The running mean is a case of the mathematical operation of convolution. For the running mean, you slide a window along the input and compute the mean of the window's contents. For discrete 1D signals, convolution is the same thing, except instead of the mean you compute an arbitrary linear combination, i.e., multiply each element by a corresponding coefficient and add up the results. Those coefficients, one for each position in the window, are sometimes called the convolution kernel. The arithmetic mean of N values is (x_1 + x_2 + ... + x_N) / N, so the corresponding kernel is (1/N, 1/N, ..., 1/N), and that's exactly what we get by using np.ones(N)/N.

Edges

The mode argument of np.convolve specifies how to handle the edges. I chose the valid mode here because I think that's how most people expect the running mean to work, but you may have other priorities. Here is a plot that illustrates the difference between the modes:

import numpy as np
import matplotlib.pyplot as plt
modes = ['full', 'same', 'valid']
for m in modes:
    plt.plot(np.convolve(np.ones(200), np.ones(50)/50, mode=m));
plt.axis([-10, 251, -.1, 1.1]);
plt.legend(modes, loc='lower center');
plt.show()

Answer 3

I feel this can be elegantly solved using bottleneck

See basic sample below:

import numpy as np
import bottleneck as bn

a = np.random.randint(4, 1000, size=100)
mm = bn.move_mean(a, window=5, min_count=1)

• "mm" is the moving mean for "a".

• "window" is the max number of entries to consider for moving mean.

*****

- [ACTIONS TO TAKE]
**A)** Reproduce the part of the running-mean excerpt starting at "The running mean is" and ending at "by using np.ones(N)/N.".
**B)** Translate this sentence from the running-mean excerpt into Spanish: "The mode argument of np.convolve specifies how to handle the edges."
The entries are not needed here.

*****

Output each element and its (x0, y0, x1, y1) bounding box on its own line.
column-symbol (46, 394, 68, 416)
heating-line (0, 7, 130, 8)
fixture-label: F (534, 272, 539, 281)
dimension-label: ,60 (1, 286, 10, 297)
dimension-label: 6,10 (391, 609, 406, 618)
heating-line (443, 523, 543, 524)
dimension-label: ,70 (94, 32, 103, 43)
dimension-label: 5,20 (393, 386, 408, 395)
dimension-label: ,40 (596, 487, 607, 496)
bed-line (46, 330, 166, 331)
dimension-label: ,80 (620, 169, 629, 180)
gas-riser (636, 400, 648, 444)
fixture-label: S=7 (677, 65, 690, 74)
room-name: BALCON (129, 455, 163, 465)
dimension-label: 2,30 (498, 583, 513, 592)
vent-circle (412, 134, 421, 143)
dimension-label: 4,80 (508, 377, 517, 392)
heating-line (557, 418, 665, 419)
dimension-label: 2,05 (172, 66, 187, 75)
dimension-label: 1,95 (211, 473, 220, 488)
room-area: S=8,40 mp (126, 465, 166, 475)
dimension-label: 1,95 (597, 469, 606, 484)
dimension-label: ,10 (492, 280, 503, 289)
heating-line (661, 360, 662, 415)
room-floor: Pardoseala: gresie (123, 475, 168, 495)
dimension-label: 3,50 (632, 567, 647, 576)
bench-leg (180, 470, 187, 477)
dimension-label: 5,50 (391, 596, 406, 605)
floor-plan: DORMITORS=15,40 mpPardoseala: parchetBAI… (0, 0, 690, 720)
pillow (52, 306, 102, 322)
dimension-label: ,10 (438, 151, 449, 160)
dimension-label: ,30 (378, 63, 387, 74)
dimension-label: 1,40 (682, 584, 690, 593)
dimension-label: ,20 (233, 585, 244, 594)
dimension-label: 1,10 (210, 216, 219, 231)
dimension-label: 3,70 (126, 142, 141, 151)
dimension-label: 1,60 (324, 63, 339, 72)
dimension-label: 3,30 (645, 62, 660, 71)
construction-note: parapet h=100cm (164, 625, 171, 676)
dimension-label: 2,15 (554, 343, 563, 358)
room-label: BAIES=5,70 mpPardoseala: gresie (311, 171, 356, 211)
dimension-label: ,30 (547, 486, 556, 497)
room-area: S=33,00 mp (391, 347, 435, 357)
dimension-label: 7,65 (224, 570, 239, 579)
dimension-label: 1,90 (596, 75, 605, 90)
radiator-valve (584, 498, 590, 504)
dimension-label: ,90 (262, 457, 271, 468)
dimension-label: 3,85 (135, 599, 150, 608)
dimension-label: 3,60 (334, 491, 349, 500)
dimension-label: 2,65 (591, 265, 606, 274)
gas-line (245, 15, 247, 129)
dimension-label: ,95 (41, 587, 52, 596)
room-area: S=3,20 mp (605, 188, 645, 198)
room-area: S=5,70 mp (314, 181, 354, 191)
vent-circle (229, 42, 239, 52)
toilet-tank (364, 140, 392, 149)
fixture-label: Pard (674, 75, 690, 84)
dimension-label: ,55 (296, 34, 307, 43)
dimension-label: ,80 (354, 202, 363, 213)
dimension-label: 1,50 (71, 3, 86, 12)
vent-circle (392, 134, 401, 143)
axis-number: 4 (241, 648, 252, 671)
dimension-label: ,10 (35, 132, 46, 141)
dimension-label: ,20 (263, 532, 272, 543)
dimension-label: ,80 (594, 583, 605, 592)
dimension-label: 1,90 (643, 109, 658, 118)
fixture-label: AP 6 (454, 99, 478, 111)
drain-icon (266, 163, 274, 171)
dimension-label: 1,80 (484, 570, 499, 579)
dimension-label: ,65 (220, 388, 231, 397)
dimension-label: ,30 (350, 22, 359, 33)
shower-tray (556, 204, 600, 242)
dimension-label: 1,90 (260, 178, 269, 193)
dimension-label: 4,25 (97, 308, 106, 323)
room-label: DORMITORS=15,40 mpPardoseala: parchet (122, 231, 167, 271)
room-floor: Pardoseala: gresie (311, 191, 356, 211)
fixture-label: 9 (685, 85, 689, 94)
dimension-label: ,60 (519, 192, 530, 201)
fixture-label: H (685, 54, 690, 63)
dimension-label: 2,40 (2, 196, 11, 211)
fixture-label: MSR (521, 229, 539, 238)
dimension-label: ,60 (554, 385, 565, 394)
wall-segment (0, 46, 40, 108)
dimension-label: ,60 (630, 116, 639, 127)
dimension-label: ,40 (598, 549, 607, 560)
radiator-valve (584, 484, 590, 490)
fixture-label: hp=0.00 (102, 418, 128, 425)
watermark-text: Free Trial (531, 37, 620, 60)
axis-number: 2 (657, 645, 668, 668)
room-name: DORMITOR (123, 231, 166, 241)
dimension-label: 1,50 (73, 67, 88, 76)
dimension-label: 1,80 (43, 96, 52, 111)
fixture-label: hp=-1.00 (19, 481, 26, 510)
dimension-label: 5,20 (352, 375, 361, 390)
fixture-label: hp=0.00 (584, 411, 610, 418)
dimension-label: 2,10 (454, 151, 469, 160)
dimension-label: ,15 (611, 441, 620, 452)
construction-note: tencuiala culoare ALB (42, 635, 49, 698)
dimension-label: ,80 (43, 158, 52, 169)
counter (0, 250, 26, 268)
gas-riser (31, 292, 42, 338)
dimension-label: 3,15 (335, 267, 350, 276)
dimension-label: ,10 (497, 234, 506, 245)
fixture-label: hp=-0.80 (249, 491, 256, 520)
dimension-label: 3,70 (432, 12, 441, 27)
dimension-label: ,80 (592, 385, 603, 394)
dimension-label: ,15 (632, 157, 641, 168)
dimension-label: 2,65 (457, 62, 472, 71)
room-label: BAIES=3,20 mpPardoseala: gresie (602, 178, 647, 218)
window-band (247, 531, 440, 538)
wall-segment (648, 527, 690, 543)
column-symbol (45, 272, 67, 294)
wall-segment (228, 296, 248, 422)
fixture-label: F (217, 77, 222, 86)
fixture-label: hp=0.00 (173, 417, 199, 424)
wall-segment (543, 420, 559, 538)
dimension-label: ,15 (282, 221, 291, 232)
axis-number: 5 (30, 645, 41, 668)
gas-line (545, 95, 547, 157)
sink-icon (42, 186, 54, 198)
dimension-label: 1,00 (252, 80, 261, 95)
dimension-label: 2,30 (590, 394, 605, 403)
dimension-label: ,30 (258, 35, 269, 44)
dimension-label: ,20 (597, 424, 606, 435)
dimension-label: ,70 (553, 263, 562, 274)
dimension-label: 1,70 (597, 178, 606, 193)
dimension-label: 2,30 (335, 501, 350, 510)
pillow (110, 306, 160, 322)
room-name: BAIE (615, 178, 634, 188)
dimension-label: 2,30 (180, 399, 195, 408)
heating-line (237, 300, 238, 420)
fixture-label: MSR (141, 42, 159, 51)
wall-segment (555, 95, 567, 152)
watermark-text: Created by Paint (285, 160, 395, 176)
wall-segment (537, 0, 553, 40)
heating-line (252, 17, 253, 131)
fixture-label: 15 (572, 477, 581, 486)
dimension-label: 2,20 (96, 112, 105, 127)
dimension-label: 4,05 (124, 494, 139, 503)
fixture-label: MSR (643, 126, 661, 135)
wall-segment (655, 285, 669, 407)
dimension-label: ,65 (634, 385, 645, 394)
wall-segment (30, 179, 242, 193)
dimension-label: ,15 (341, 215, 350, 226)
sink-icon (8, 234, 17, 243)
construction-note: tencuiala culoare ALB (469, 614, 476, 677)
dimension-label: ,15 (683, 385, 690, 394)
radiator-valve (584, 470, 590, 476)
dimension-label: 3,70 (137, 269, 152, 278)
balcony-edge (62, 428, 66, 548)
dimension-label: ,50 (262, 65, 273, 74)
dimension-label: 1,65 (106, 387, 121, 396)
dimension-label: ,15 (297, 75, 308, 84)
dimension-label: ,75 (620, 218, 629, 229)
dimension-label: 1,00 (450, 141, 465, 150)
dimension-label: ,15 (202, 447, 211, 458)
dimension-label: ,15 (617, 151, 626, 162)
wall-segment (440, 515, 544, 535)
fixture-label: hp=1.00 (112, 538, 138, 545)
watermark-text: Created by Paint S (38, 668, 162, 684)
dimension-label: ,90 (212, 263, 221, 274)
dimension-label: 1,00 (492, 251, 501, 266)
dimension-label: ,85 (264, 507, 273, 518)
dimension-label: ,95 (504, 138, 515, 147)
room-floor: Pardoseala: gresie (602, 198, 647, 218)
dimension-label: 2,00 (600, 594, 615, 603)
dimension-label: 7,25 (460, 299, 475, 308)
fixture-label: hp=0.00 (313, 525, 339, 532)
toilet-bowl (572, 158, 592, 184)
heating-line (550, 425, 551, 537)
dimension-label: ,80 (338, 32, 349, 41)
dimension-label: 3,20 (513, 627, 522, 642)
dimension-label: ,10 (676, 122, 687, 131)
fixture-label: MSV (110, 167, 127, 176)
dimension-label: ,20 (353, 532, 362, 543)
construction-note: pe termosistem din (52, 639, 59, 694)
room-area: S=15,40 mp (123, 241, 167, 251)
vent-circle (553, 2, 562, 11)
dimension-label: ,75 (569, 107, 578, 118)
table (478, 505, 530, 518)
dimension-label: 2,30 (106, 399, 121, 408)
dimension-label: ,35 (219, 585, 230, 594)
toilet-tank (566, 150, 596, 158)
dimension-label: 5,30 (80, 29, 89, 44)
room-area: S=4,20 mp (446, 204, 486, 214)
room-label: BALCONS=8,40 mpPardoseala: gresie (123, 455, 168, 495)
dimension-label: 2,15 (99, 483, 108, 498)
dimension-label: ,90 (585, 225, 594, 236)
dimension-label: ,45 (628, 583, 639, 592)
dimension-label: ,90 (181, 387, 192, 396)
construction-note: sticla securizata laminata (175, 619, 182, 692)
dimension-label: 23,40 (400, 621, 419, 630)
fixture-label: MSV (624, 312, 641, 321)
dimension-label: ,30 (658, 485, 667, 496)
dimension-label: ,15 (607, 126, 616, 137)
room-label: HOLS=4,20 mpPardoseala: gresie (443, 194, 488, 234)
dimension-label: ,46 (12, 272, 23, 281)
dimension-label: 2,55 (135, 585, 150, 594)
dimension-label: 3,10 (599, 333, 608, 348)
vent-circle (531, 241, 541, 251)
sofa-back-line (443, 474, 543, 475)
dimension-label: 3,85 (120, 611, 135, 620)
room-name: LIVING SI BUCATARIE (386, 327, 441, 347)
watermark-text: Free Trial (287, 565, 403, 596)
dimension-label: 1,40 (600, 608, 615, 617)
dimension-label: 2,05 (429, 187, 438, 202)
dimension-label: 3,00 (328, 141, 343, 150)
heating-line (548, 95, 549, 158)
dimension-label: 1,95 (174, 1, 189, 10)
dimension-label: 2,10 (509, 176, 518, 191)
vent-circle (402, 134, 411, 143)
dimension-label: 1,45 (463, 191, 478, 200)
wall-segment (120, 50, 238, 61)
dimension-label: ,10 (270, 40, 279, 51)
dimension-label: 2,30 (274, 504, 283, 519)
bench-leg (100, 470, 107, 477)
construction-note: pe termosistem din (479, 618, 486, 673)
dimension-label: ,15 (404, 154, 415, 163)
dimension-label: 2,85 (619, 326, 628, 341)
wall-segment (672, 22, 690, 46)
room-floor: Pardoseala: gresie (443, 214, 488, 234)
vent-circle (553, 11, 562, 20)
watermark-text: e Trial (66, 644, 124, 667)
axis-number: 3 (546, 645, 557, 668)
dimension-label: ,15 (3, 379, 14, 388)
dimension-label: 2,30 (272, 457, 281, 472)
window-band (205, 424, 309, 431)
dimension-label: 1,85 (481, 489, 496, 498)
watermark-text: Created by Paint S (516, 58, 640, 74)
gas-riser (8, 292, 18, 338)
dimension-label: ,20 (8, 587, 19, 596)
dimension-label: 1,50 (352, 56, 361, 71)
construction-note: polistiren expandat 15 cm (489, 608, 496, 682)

*****

- [EXERCISE SOLUTIONS]
**A)**
The running mean is a case of the mathematical operation of convolution. For the running mean, you slide a window along the input and compute the mean of the window's contents. For discrete 1D signals, convolution is the same thing, except instead of the mean you compute an arbitrary linear combination, i.e., multiply each element by a corresponding coefficient and add up the results. Those coefficients, one for each position in the window, are sometimes called the convolution kernel. The arithmetic mean of N values is (x_1 + x_2 + ... + x_N) / N, so the corresponding kernel is (1/N, 1/N, ..., 1/N), and that's exactly what we get by using np.ones(N)/N.

**B)** El argumento mode de np.convolve especifica cómo manejar los bordes.